## BEGIN Data extract
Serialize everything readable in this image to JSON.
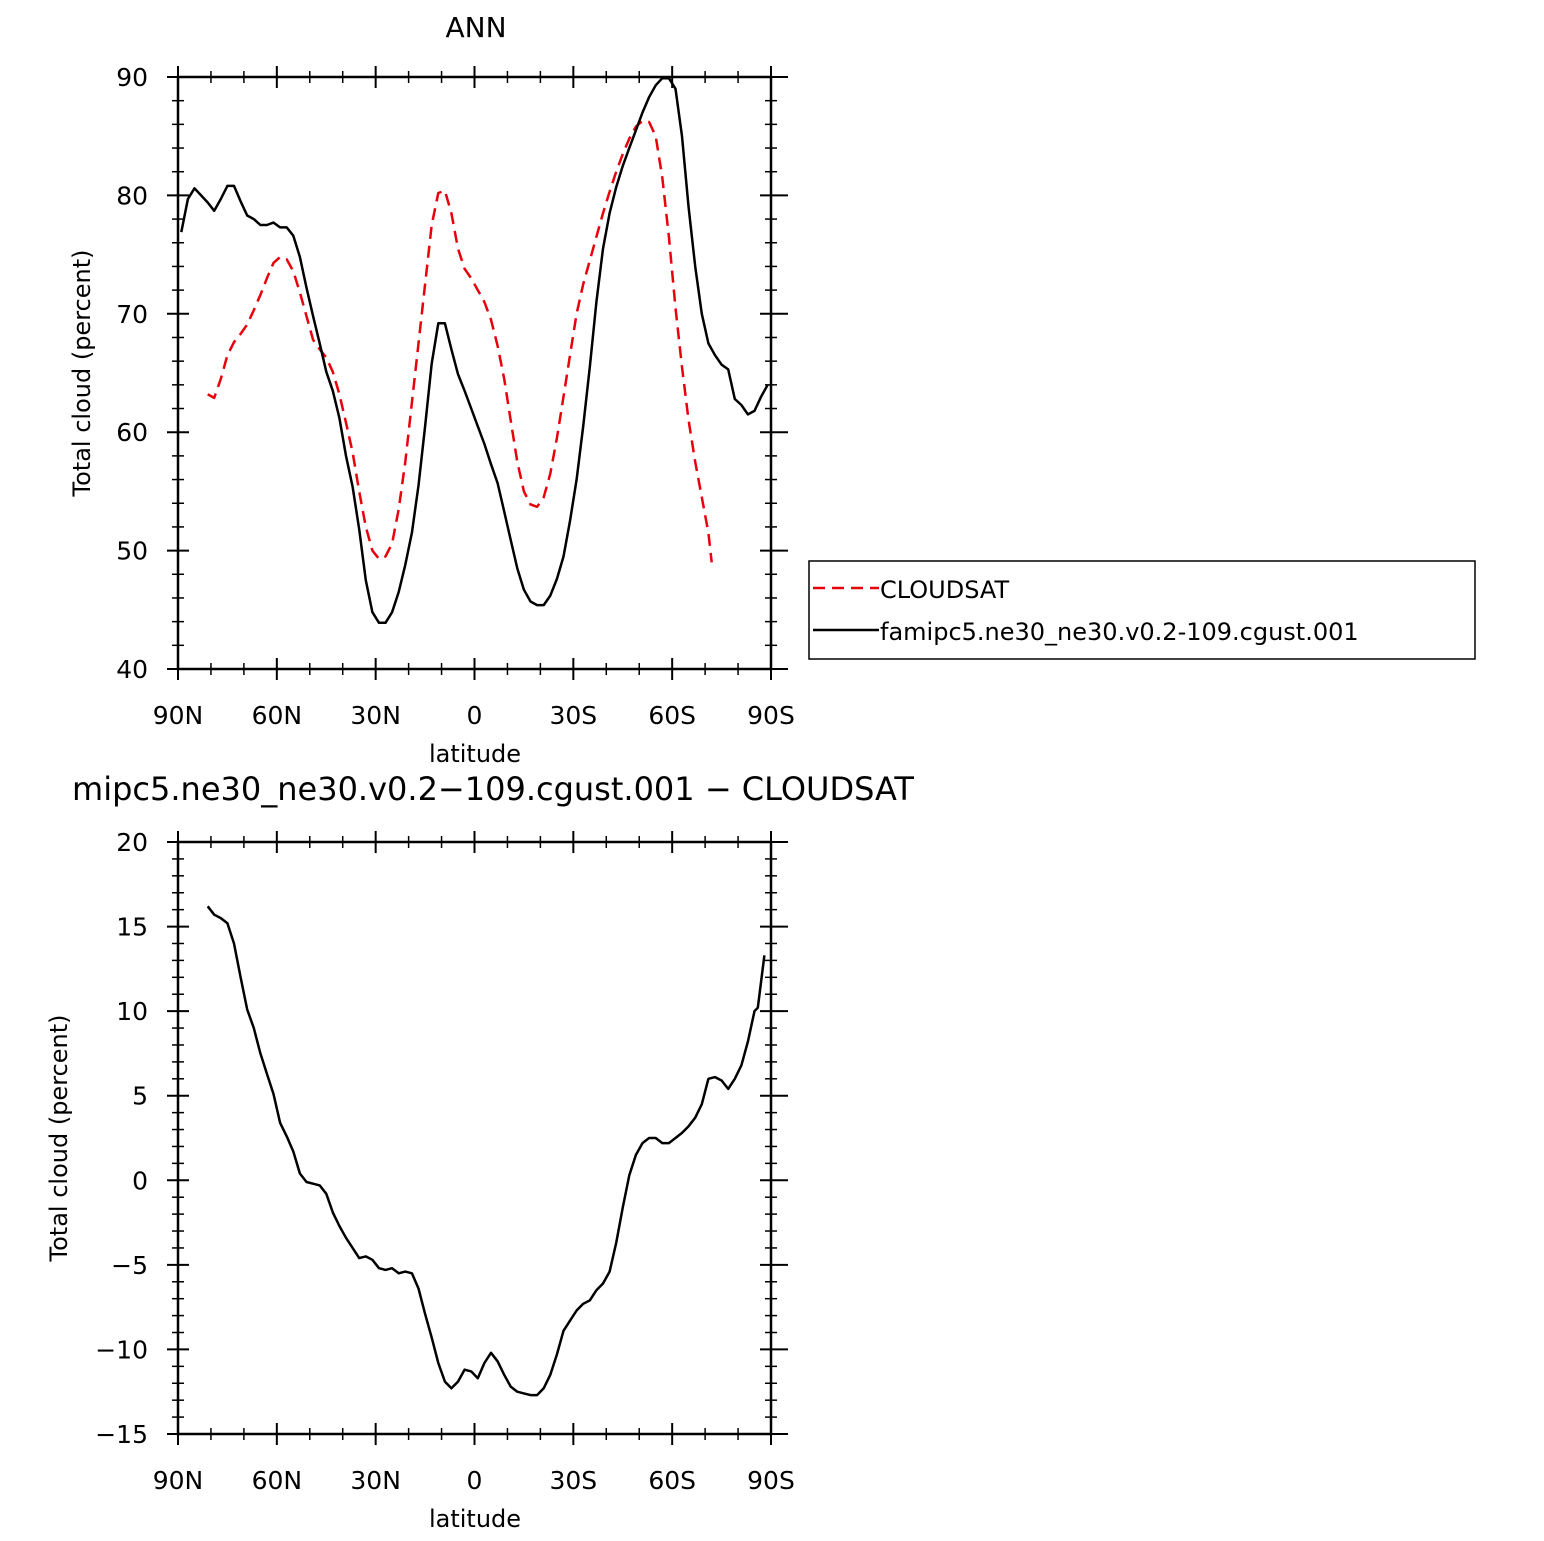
{
  "chart_data": [
    {
      "type": "line",
      "title": "ANN",
      "xlabel": "latitude",
      "ylabel": "Total cloud (percent)",
      "xlim": [
        -90,
        90
      ],
      "ylim": [
        40,
        90
      ],
      "x_ticks": [
        -90,
        -60,
        -30,
        0,
        30,
        60,
        90
      ],
      "x_tick_labels": [
        "90N",
        "60N",
        "30N",
        "0",
        "30S",
        "60S",
        "90S"
      ],
      "y_ticks": [
        40,
        50,
        60,
        70,
        80,
        90
      ],
      "y_tick_labels": [
        "40",
        "50",
        "60",
        "70",
        "80",
        "90"
      ],
      "legend_position": "right",
      "series": [
        {
          "name": "CLOUDSAT",
          "color": "#e8000b",
          "dash": "dashed",
          "points": [
            [
              -81,
              63.2
            ],
            [
              -79,
              62.9
            ],
            [
              -77,
              64.5
            ],
            [
              -75,
              66.5
            ],
            [
              -73,
              67.6
            ],
            [
              -71,
              68.3
            ],
            [
              -69,
              69.1
            ],
            [
              -67,
              70.3
            ],
            [
              -65,
              71.6
            ],
            [
              -63,
              73.0
            ],
            [
              -61,
              74.3
            ],
            [
              -59,
              74.8
            ],
            [
              -57,
              74.6
            ],
            [
              -55,
              73.6
            ],
            [
              -53,
              71.8
            ],
            [
              -51,
              69.8
            ],
            [
              -49,
              67.8
            ],
            [
              -47,
              67.0
            ],
            [
              -45,
              66.3
            ],
            [
              -43,
              65.1
            ],
            [
              -41,
              63.2
            ],
            [
              -39,
              60.8
            ],
            [
              -37,
              58.3
            ],
            [
              -35,
              55.0
            ],
            [
              -33,
              52.0
            ],
            [
              -31,
              50.0
            ],
            [
              -29,
              49.3
            ],
            [
              -27,
              49.5
            ],
            [
              -25,
              50.6
            ],
            [
              -23,
              53.5
            ],
            [
              -21,
              57.5
            ],
            [
              -19,
              62.5
            ],
            [
              -17,
              67.5
            ],
            [
              -15,
              72.5
            ],
            [
              -13,
              77.5
            ],
            [
              -11,
              80.2
            ],
            [
              -9,
              80.4
            ],
            [
              -7,
              78.5
            ],
            [
              -5,
              75.5
            ],
            [
              -3,
              73.8
            ],
            [
              -1,
              73.0
            ],
            [
              1,
              72.0
            ],
            [
              3,
              71.0
            ],
            [
              5,
              69.5
            ],
            [
              7,
              67.3
            ],
            [
              9,
              64.5
            ],
            [
              11,
              61.0
            ],
            [
              13,
              57.5
            ],
            [
              15,
              55.0
            ],
            [
              17,
              53.9
            ],
            [
              19,
              53.7
            ],
            [
              21,
              54.5
            ],
            [
              23,
              56.5
            ],
            [
              25,
              59.5
            ],
            [
              27,
              63.0
            ],
            [
              29,
              66.5
            ],
            [
              31,
              70.0
            ],
            [
              33,
              72.5
            ],
            [
              35,
              74.5
            ],
            [
              37,
              76.5
            ],
            [
              39,
              78.5
            ],
            [
              41,
              80.3
            ],
            [
              43,
              82.0
            ],
            [
              45,
              83.5
            ],
            [
              47,
              84.8
            ],
            [
              49,
              85.8
            ],
            [
              51,
              86.3
            ],
            [
              53,
              86.2
            ],
            [
              55,
              85.0
            ],
            [
              57,
              81.5
            ],
            [
              59,
              76.5
            ],
            [
              61,
              70.5
            ],
            [
              63,
              65.5
            ],
            [
              65,
              61.0
            ],
            [
              67,
              57.5
            ],
            [
              69,
              54.5
            ],
            [
              71,
              51.5
            ],
            [
              72,
              49.0
            ]
          ]
        },
        {
          "name": "famipc5.ne30_ne30.v0.2-109.cgust.001",
          "color": "#000000",
          "dash": "solid",
          "points": [
            [
              -89,
              76.9
            ],
            [
              -87,
              79.7
            ],
            [
              -85,
              80.6
            ],
            [
              -83,
              80.0
            ],
            [
              -81,
              79.4
            ],
            [
              -79,
              78.7
            ],
            [
              -77,
              79.7
            ],
            [
              -75,
              80.8
            ],
            [
              -73,
              80.8
            ],
            [
              -71,
              79.5
            ],
            [
              -69,
              78.3
            ],
            [
              -67,
              78.0
            ],
            [
              -65,
              77.5
            ],
            [
              -63,
              77.5
            ],
            [
              -61,
              77.7
            ],
            [
              -59,
              77.3
            ],
            [
              -57,
              77.3
            ],
            [
              -55,
              76.6
            ],
            [
              -53,
              74.8
            ],
            [
              -51,
              72.2
            ],
            [
              -49,
              69.8
            ],
            [
              -47,
              67.5
            ],
            [
              -45,
              65.1
            ],
            [
              -43,
              63.5
            ],
            [
              -41,
              61.2
            ],
            [
              -39,
              58.0
            ],
            [
              -37,
              55.4
            ],
            [
              -35,
              51.8
            ],
            [
              -33,
              47.5
            ],
            [
              -31,
              44.8
            ],
            [
              -29,
              43.9
            ],
            [
              -27,
              43.9
            ],
            [
              -25,
              44.8
            ],
            [
              -23,
              46.5
            ],
            [
              -21,
              48.8
            ],
            [
              -19,
              51.5
            ],
            [
              -17,
              55.5
            ],
            [
              -15,
              60.5
            ],
            [
              -13,
              65.8
            ],
            [
              -11,
              69.2
            ],
            [
              -9,
              69.2
            ],
            [
              -7,
              67.0
            ],
            [
              -5,
              64.9
            ],
            [
              -3,
              63.5
            ],
            [
              -1,
              62.0
            ],
            [
              1,
              60.5
            ],
            [
              3,
              59.0
            ],
            [
              5,
              57.3
            ],
            [
              7,
              55.7
            ],
            [
              9,
              53.3
            ],
            [
              11,
              50.9
            ],
            [
              13,
              48.5
            ],
            [
              15,
              46.7
            ],
            [
              17,
              45.7
            ],
            [
              19,
              45.4
            ],
            [
              21,
              45.4
            ],
            [
              23,
              46.2
            ],
            [
              25,
              47.6
            ],
            [
              27,
              49.5
            ],
            [
              29,
              52.5
            ],
            [
              31,
              56.0
            ],
            [
              33,
              60.5
            ],
            [
              35,
              65.5
            ],
            [
              37,
              71.0
            ],
            [
              39,
              75.5
            ],
            [
              41,
              78.5
            ],
            [
              43,
              80.7
            ],
            [
              45,
              82.5
            ],
            [
              47,
              84.0
            ],
            [
              49,
              85.5
            ],
            [
              51,
              87.0
            ],
            [
              53,
              88.3
            ],
            [
              55,
              89.3
            ],
            [
              57,
              89.9
            ],
            [
              59,
              89.9
            ],
            [
              61,
              89.0
            ],
            [
              63,
              85.0
            ],
            [
              65,
              79.0
            ],
            [
              67,
              74.0
            ],
            [
              69,
              70.0
            ],
            [
              71,
              67.5
            ],
            [
              73,
              66.5
            ],
            [
              75,
              65.7
            ],
            [
              77,
              65.3
            ],
            [
              79,
              62.8
            ],
            [
              81,
              62.3
            ],
            [
              83,
              61.5
            ],
            [
              85,
              61.8
            ],
            [
              87,
              63.0
            ],
            [
              89,
              64.0
            ]
          ]
        }
      ]
    },
    {
      "type": "line",
      "title": "mipc5.ne30_ne30.v0.2−109.cgust.001 − CLOUDSAT",
      "xlabel": "latitude",
      "ylabel": "Total cloud (percent)",
      "xlim": [
        -90,
        90
      ],
      "ylim": [
        -15,
        20
      ],
      "x_ticks": [
        -90,
        -60,
        -30,
        0,
        30,
        60,
        90
      ],
      "x_tick_labels": [
        "90N",
        "60N",
        "30N",
        "0",
        "30S",
        "60S",
        "90S"
      ],
      "y_ticks": [
        -15,
        -10,
        -5,
        0,
        5,
        10,
        15,
        20
      ],
      "y_tick_labels": [
        "−15",
        "−10",
        "−5",
        "0",
        "5",
        "10",
        "15",
        "20"
      ],
      "series": [
        {
          "color": "#000000",
          "dash": "solid",
          "points": [
            [
              -81,
              16.2
            ],
            [
              -79,
              15.7
            ],
            [
              -77,
              15.5
            ],
            [
              -75,
              15.2
            ],
            [
              -73,
              14.0
            ],
            [
              -71,
              12.0
            ],
            [
              -69,
              10.1
            ],
            [
              -67,
              9.0
            ],
            [
              -65,
              7.5
            ],
            [
              -63,
              6.3
            ],
            [
              -61,
              5.1
            ],
            [
              -59,
              3.4
            ],
            [
              -57,
              2.6
            ],
            [
              -55,
              1.7
            ],
            [
              -53,
              0.4
            ],
            [
              -51,
              -0.1
            ],
            [
              -49,
              -0.2
            ],
            [
              -47,
              -0.3
            ],
            [
              -45,
              -0.8
            ],
            [
              -43,
              -1.9
            ],
            [
              -41,
              -2.7
            ],
            [
              -39,
              -3.4
            ],
            [
              -37,
              -4.0
            ],
            [
              -35,
              -4.6
            ],
            [
              -33,
              -4.5
            ],
            [
              -31,
              -4.7
            ],
            [
              -29,
              -5.2
            ],
            [
              -27,
              -5.3
            ],
            [
              -25,
              -5.2
            ],
            [
              -23,
              -5.5
            ],
            [
              -21,
              -5.4
            ],
            [
              -19,
              -5.5
            ],
            [
              -17,
              -6.4
            ],
            [
              -15,
              -7.9
            ],
            [
              -13,
              -9.3
            ],
            [
              -11,
              -10.8
            ],
            [
              -9,
              -11.9
            ],
            [
              -7,
              -12.3
            ],
            [
              -5,
              -11.9
            ],
            [
              -3,
              -11.2
            ],
            [
              -1,
              -11.3
            ],
            [
              1,
              -11.7
            ],
            [
              3,
              -10.8
            ],
            [
              5,
              -10.2
            ],
            [
              7,
              -10.7
            ],
            [
              9,
              -11.5
            ],
            [
              11,
              -12.2
            ],
            [
              13,
              -12.5
            ],
            [
              15,
              -12.6
            ],
            [
              17,
              -12.7
            ],
            [
              19,
              -12.7
            ],
            [
              21,
              -12.3
            ],
            [
              23,
              -11.5
            ],
            [
              25,
              -10.3
            ],
            [
              27,
              -8.9
            ],
            [
              29,
              -8.3
            ],
            [
              31,
              -7.7
            ],
            [
              33,
              -7.3
            ],
            [
              35,
              -7.1
            ],
            [
              37,
              -6.5
            ],
            [
              39,
              -6.1
            ],
            [
              41,
              -5.4
            ],
            [
              43,
              -3.7
            ],
            [
              45,
              -1.6
            ],
            [
              47,
              0.3
            ],
            [
              49,
              1.5
            ],
            [
              51,
              2.2
            ],
            [
              53,
              2.5
            ],
            [
              55,
              2.5
            ],
            [
              57,
              2.2
            ],
            [
              59,
              2.2
            ],
            [
              61,
              2.5
            ],
            [
              63,
              2.8
            ],
            [
              65,
              3.2
            ],
            [
              67,
              3.7
            ],
            [
              69,
              4.5
            ],
            [
              71,
              6.0
            ],
            [
              73,
              6.1
            ],
            [
              75,
              5.9
            ],
            [
              77,
              5.4
            ],
            [
              79,
              6.0
            ],
            [
              81,
              6.8
            ],
            [
              83,
              8.2
            ],
            [
              85,
              10.0
            ],
            [
              86,
              10.2
            ],
            [
              88,
              13.3
            ]
          ]
        }
      ]
    }
  ]
}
## END Data extract
▸ **Written exercise**
Your answer should be one number: how many lines in the material above contain the string "title".

▸ **Task response**
2